AIM | Retype all the entries word for word, but omit the pictures.

DATA |
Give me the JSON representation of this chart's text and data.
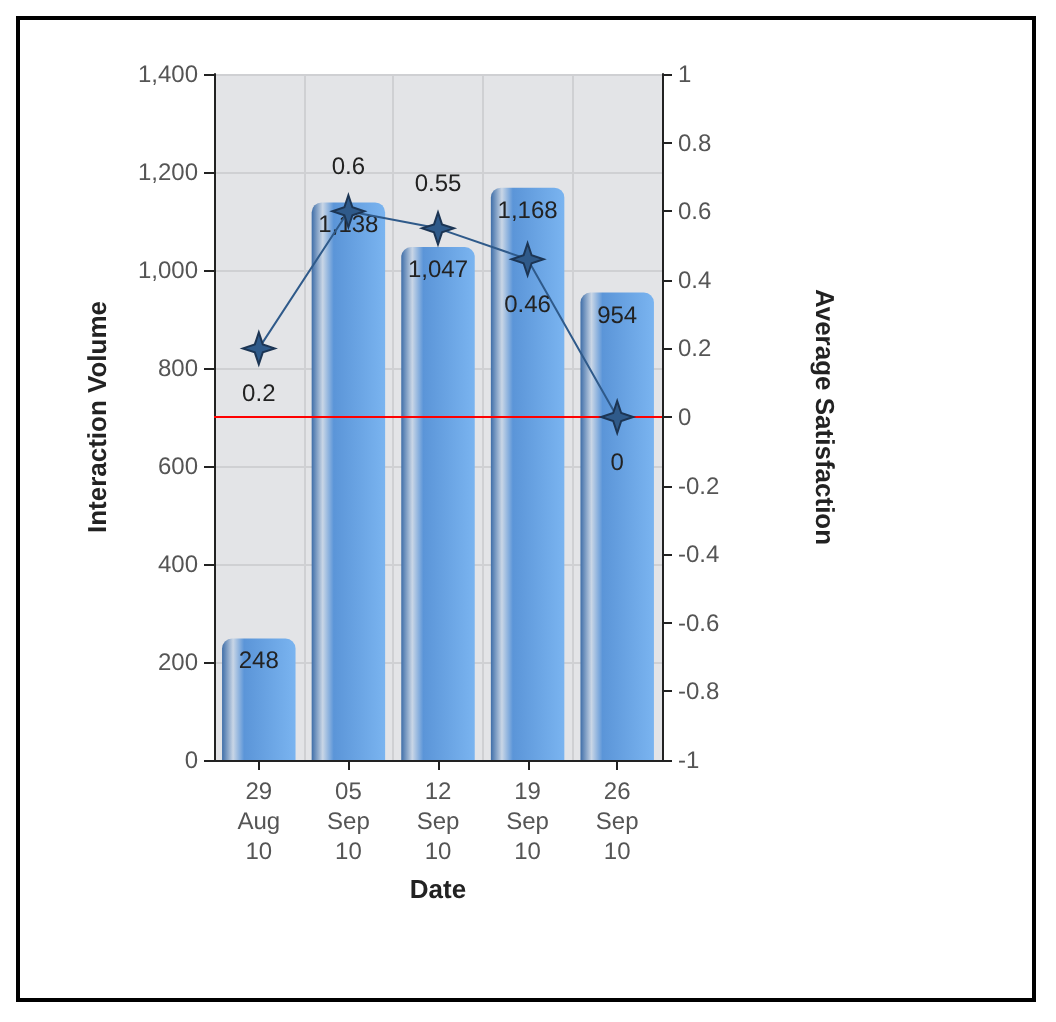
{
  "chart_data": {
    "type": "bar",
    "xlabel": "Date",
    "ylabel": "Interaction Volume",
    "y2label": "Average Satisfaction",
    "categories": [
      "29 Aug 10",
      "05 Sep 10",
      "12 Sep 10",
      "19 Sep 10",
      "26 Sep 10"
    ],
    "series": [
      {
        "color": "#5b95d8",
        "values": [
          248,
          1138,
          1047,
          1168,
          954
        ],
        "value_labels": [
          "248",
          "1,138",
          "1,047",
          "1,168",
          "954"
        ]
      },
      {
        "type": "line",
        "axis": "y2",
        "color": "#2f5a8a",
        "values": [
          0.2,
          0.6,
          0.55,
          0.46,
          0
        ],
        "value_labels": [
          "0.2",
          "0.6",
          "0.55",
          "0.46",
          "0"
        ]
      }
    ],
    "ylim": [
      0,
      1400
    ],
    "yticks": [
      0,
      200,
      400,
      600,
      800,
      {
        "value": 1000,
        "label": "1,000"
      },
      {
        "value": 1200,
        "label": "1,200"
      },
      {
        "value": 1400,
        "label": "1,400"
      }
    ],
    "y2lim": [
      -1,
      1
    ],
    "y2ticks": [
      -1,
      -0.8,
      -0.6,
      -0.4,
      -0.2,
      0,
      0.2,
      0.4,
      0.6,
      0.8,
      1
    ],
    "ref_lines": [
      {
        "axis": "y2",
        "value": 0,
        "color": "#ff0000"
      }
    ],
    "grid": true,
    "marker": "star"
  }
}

RESPONSE TO THE EXERCISE |
Give me the JSON representation of this chart's text and data.
{
  "chart_data": {
    "type": "bar",
    "xlabel": "Date",
    "ylabel": "Interaction Volume",
    "y2label": "Average Satisfaction",
    "categories": [
      "29 Aug 10",
      "05 Sep 10",
      "12 Sep 10",
      "19 Sep 10",
      "26 Sep 10"
    ],
    "series": [
      {
        "color": "#5b95d8",
        "values": [
          248,
          1138,
          1047,
          1168,
          954
        ],
        "value_labels": [
          "248",
          "1,138",
          "1,047",
          "1,168",
          "954"
        ]
      },
      {
        "type": "line",
        "axis": "y2",
        "color": "#2f5a8a",
        "values": [
          0.2,
          0.6,
          0.55,
          0.46,
          0
        ],
        "value_labels": [
          "0.2",
          "0.6",
          "0.55",
          "0.46",
          "0"
        ]
      }
    ],
    "ylim": [
      0,
      1400
    ],
    "yticks": [
      0,
      200,
      400,
      600,
      800,
      {
        "value": 1000,
        "label": "1,000"
      },
      {
        "value": 1200,
        "label": "1,200"
      },
      {
        "value": 1400,
        "label": "1,400"
      }
    ],
    "y2lim": [
      -1,
      1
    ],
    "y2ticks": [
      -1,
      -0.8,
      -0.6,
      -0.4,
      -0.2,
      0,
      0.2,
      0.4,
      0.6,
      0.8,
      1
    ],
    "ref_lines": [
      {
        "axis": "y2",
        "value": 0,
        "color": "#ff0000"
      }
    ],
    "grid": true,
    "marker": "star"
  }
}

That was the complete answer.